# What you will do
Each line of the data that includes the string "cortex" is to be copied out.

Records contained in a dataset
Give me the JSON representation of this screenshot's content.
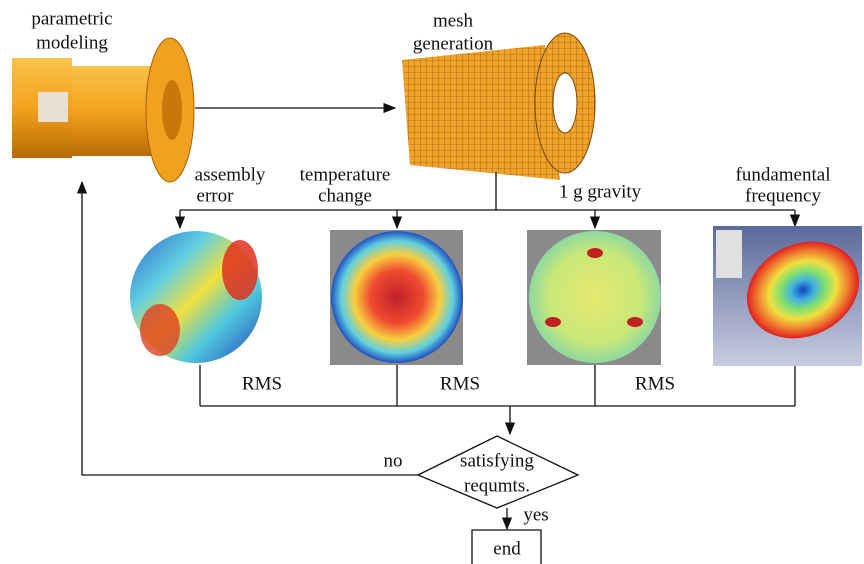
{
  "model": {
    "label": [
      "parametric",
      "modeling"
    ]
  },
  "mesh": {
    "label": [
      "mesh",
      "generation"
    ]
  },
  "analyses": [
    {
      "label": [
        "assembly",
        "error"
      ]
    },
    {
      "label": [
        "temperature",
        "change"
      ]
    },
    {
      "label": [
        "1 g gravity"
      ]
    },
    {
      "label": [
        "fundamental",
        "frequency"
      ]
    }
  ],
  "rms_labels": [
    "RMS",
    "RMS",
    "RMS"
  ],
  "decision": {
    "label": [
      "satisfying",
      "requmts."
    ],
    "no": "no",
    "yes": "yes"
  },
  "end": "end"
}
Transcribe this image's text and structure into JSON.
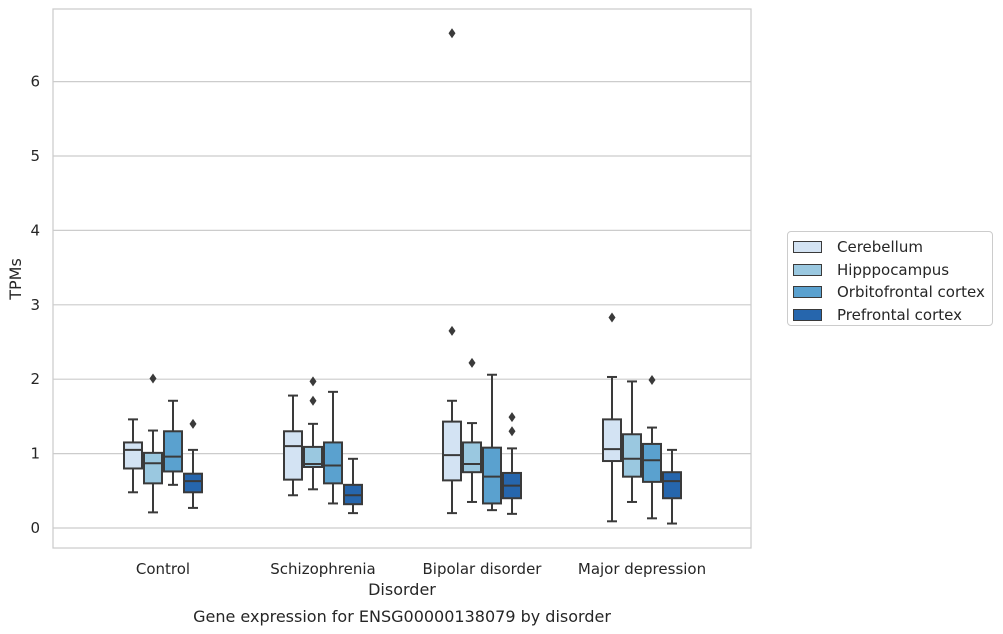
{
  "caption": "Gene expression for ENSG00000138079 by disorder",
  "chart_data": {
    "type": "boxplot",
    "xlabel": "Disorder",
    "ylabel": "TPMs",
    "ylim": [
      -0.25,
      7
    ],
    "yticks": [
      0,
      1,
      2,
      3,
      4,
      5,
      6
    ],
    "grid": "horizontal",
    "legend_position": "right",
    "categories": [
      "Control",
      "Schizophrenia",
      "Bipolar disorder",
      "Major depression"
    ],
    "series": [
      {
        "name": "Cerebellum",
        "color": "#d3e3f3",
        "boxes": [
          {
            "whisker_low": 0.48,
            "q1": 0.8,
            "median": 1.05,
            "q3": 1.15,
            "whisker_high": 1.46,
            "outliers": []
          },
          {
            "whisker_low": 0.44,
            "q1": 0.65,
            "median": 1.1,
            "q3": 1.3,
            "whisker_high": 1.78,
            "outliers": []
          },
          {
            "whisker_low": 0.2,
            "q1": 0.64,
            "median": 0.98,
            "q3": 1.43,
            "whisker_high": 1.71,
            "outliers": [
              2.65,
              6.65
            ]
          },
          {
            "whisker_low": 0.09,
            "q1": 0.9,
            "median": 1.06,
            "q3": 1.46,
            "whisker_high": 2.03,
            "outliers": [
              2.83
            ]
          }
        ]
      },
      {
        "name": "Hipppocampus",
        "color": "#9ac8e0",
        "boxes": [
          {
            "whisker_low": 0.21,
            "q1": 0.6,
            "median": 0.87,
            "q3": 1.01,
            "whisker_high": 1.31,
            "outliers": [
              2.01
            ]
          },
          {
            "whisker_low": 0.52,
            "q1": 0.82,
            "median": 0.86,
            "q3": 1.09,
            "whisker_high": 1.4,
            "outliers": [
              1.71,
              1.97
            ]
          },
          {
            "whisker_low": 0.35,
            "q1": 0.75,
            "median": 0.86,
            "q3": 1.15,
            "whisker_high": 1.41,
            "outliers": [
              2.22
            ]
          },
          {
            "whisker_low": 0.35,
            "q1": 0.69,
            "median": 0.93,
            "q3": 1.26,
            "whisker_high": 1.97,
            "outliers": []
          }
        ]
      },
      {
        "name": "Orbitofrontal cortex",
        "color": "#5aa1cf",
        "boxes": [
          {
            "whisker_low": 0.58,
            "q1": 0.76,
            "median": 0.96,
            "q3": 1.3,
            "whisker_high": 1.71,
            "outliers": []
          },
          {
            "whisker_low": 0.33,
            "q1": 0.6,
            "median": 0.84,
            "q3": 1.15,
            "whisker_high": 1.83,
            "outliers": []
          },
          {
            "whisker_low": 0.24,
            "q1": 0.33,
            "median": 0.69,
            "q3": 1.08,
            "whisker_high": 2.06,
            "outliers": []
          },
          {
            "whisker_low": 0.13,
            "q1": 0.62,
            "median": 0.91,
            "q3": 1.13,
            "whisker_high": 1.35,
            "outliers": [
              1.99
            ]
          }
        ]
      },
      {
        "name": "Prefrontal cortex",
        "color": "#2666ad",
        "boxes": [
          {
            "whisker_low": 0.27,
            "q1": 0.48,
            "median": 0.63,
            "q3": 0.73,
            "whisker_high": 1.05,
            "outliers": [
              1.4
            ]
          },
          {
            "whisker_low": 0.2,
            "q1": 0.32,
            "median": 0.44,
            "q3": 0.58,
            "whisker_high": 0.93,
            "outliers": []
          },
          {
            "whisker_low": 0.19,
            "q1": 0.4,
            "median": 0.57,
            "q3": 0.74,
            "whisker_high": 1.07,
            "outliers": [
              1.3,
              1.49
            ]
          },
          {
            "whisker_low": 0.06,
            "q1": 0.4,
            "median": 0.63,
            "q3": 0.75,
            "whisker_high": 1.05,
            "outliers": []
          }
        ]
      }
    ]
  }
}
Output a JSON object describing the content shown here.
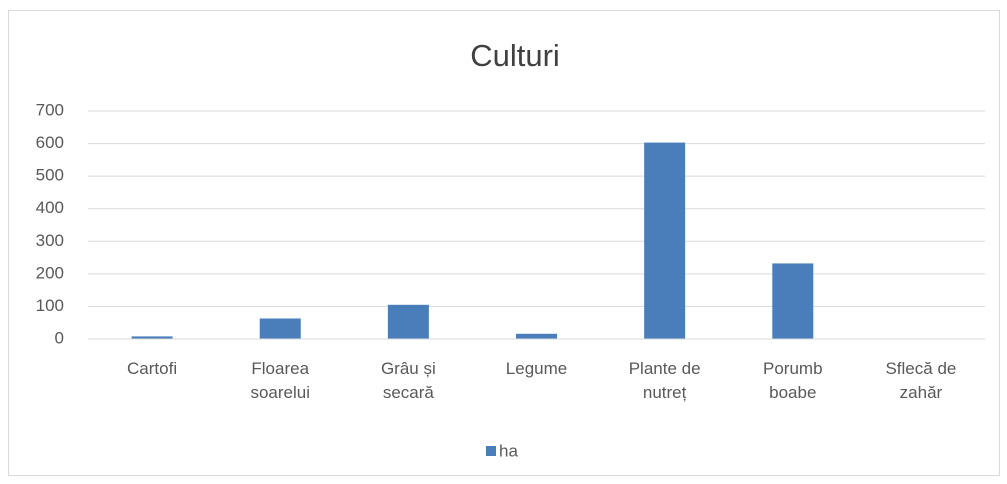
{
  "chart_data": {
    "type": "bar",
    "title": "Culturi",
    "categories": [
      "Cartofi",
      "Floarea soarelui",
      "Grâu și secară",
      "Legume",
      "Plante de nutreț",
      "Porumb boabe",
      "Sflecă de zahăr"
    ],
    "series": [
      {
        "name": "ha",
        "color": "#4a7ebb",
        "values": [
          8,
          63,
          105,
          16,
          603,
          232,
          0
        ]
      }
    ],
    "ylim": [
      0,
      700
    ],
    "yticks": [
      0,
      100,
      200,
      300,
      400,
      500,
      600,
      700
    ],
    "grid": true,
    "legend": "bottom"
  }
}
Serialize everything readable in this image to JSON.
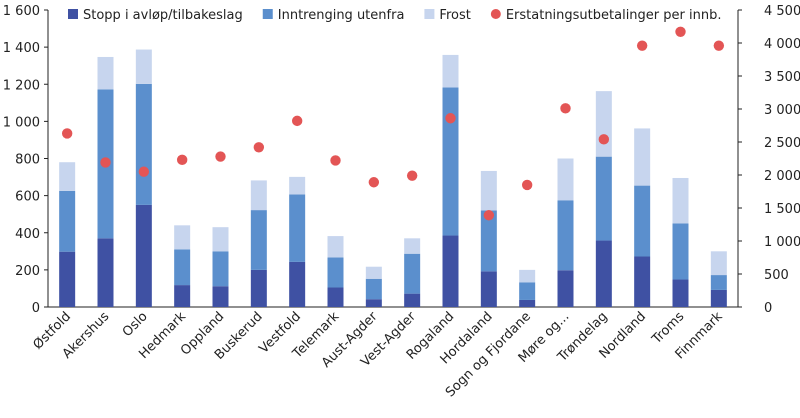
{
  "chart_data": {
    "type": "bar",
    "stacked": true,
    "categories": [
      "Østfold",
      "Akershus",
      "Oslo",
      "Hedmark",
      "Oppland",
      "Buskerud",
      "Vestfold",
      "Telemark",
      "Aust-Agder",
      "Vest-Agder",
      "Rogaland",
      "Hordaland",
      "Sogn og Fjordane",
      "Møre og...",
      "Trøndelag",
      "Nordland",
      "Troms",
      "Finnmark"
    ],
    "series": [
      {
        "name": "Stopp i avløp/tilbakeslag",
        "color": "#3f51a3",
        "axis": "left",
        "values": [
          298,
          370,
          550,
          118,
          112,
          200,
          243,
          105,
          42,
          72,
          385,
          192,
          38,
          198,
          358,
          272,
          148,
          92
        ]
      },
      {
        "name": "Inntrenging utenfra",
        "color": "#5b8fcd",
        "axis": "left",
        "values": [
          327,
          802,
          652,
          192,
          188,
          322,
          363,
          162,
          110,
          215,
          798,
          328,
          95,
          377,
          452,
          382,
          302,
          80
        ]
      },
      {
        "name": "Frost",
        "color": "#c7d5ee",
        "axis": "left",
        "values": [
          155,
          175,
          185,
          130,
          130,
          160,
          95,
          115,
          65,
          83,
          175,
          213,
          67,
          225,
          353,
          308,
          245,
          128
        ]
      },
      {
        "name": "Erstatningsutbetalinger per innb.",
        "color": "#e35555",
        "axis": "right",
        "type": "scatter",
        "values": [
          2630,
          2190,
          2050,
          2230,
          2280,
          2420,
          2820,
          2220,
          1890,
          1990,
          2860,
          1390,
          1850,
          3010,
          2540,
          3960,
          4170,
          3960
        ]
      }
    ],
    "y_left": {
      "min": 0,
      "max": 1600,
      "step": 200,
      "tick_labels": [
        "0",
        "200",
        "400",
        "600",
        "800",
        "1 000",
        "1 200",
        "1 400",
        "1 600"
      ]
    },
    "y_right": {
      "min": 0,
      "max": 4500,
      "step": 500,
      "tick_labels": [
        "0",
        "500",
        "1 000",
        "1 500",
        "2 000",
        "2 500",
        "3 000",
        "3 500",
        "4 000",
        "4 500"
      ]
    },
    "legend_position": "top",
    "grid": false
  }
}
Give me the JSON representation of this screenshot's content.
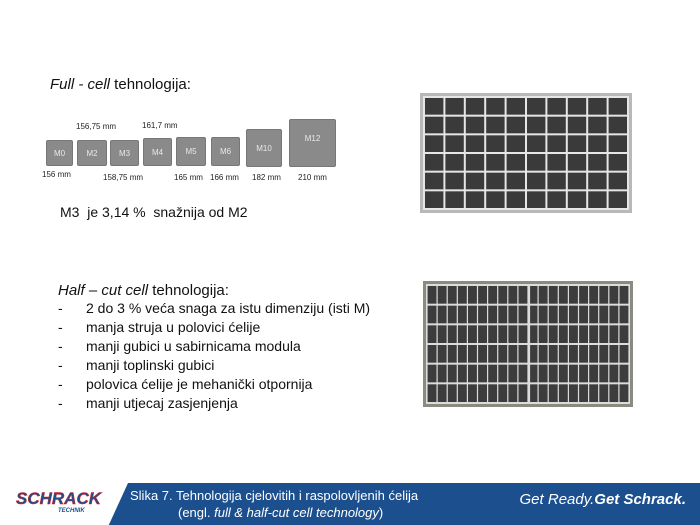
{
  "full_cell": {
    "title_italic": "Full - cell",
    "title_rest": " tehnologija:",
    "cells": [
      {
        "name": "M0"
      },
      {
        "name": "M2"
      },
      {
        "name": "M3"
      },
      {
        "name": "M4"
      },
      {
        "name": "M5"
      },
      {
        "name": "M6"
      },
      {
        "name": "M10"
      },
      {
        "name": "M12"
      }
    ],
    "dimensions": {
      "m0": "156 mm",
      "m2": "156,75 mm",
      "m3": "158,75 mm",
      "m4": "161,7 mm",
      "m5": "165 mm",
      "m6": "166 mm",
      "m10": "182 mm",
      "m12": "210 mm"
    },
    "note": "M3  je 3,14 %  snažnija od M2",
    "panel": {
      "columns": 10,
      "rows": 6
    }
  },
  "half_cut": {
    "title_italic": "Half – cut cell",
    "title_rest": " tehnologija:",
    "bullets": [
      "2 do 3 % veća snaga za istu dimenziju (isti M)",
      "manja struja u polovici ćelije",
      "manji gubici u sabirnicama modula",
      "manji toplinski gubici",
      "polovica ćelije je mehanički otpornija",
      "manji utjecaj zasjenjenja"
    ],
    "bullet_marker": "-",
    "panel": {
      "columns": 20,
      "rows": 6
    }
  },
  "footer": {
    "logo": "SCHRACK",
    "logo_sub": "TECHNIK",
    "caption_line1": "Slika 7. Tehnologija cjelovitih i raspolovljenih ćelija",
    "caption_line2_pre": "(engl. ",
    "caption_line2_italic": "full & half-cut cell technology",
    "caption_line2_post": ")",
    "slogan_a": "Get Ready.",
    "slogan_b": "Get Schrack.",
    "color": "#1b4f8e"
  }
}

# Full output
        "name": "Orbitofrontal cortex",
        "name": "Prefrontal cortex",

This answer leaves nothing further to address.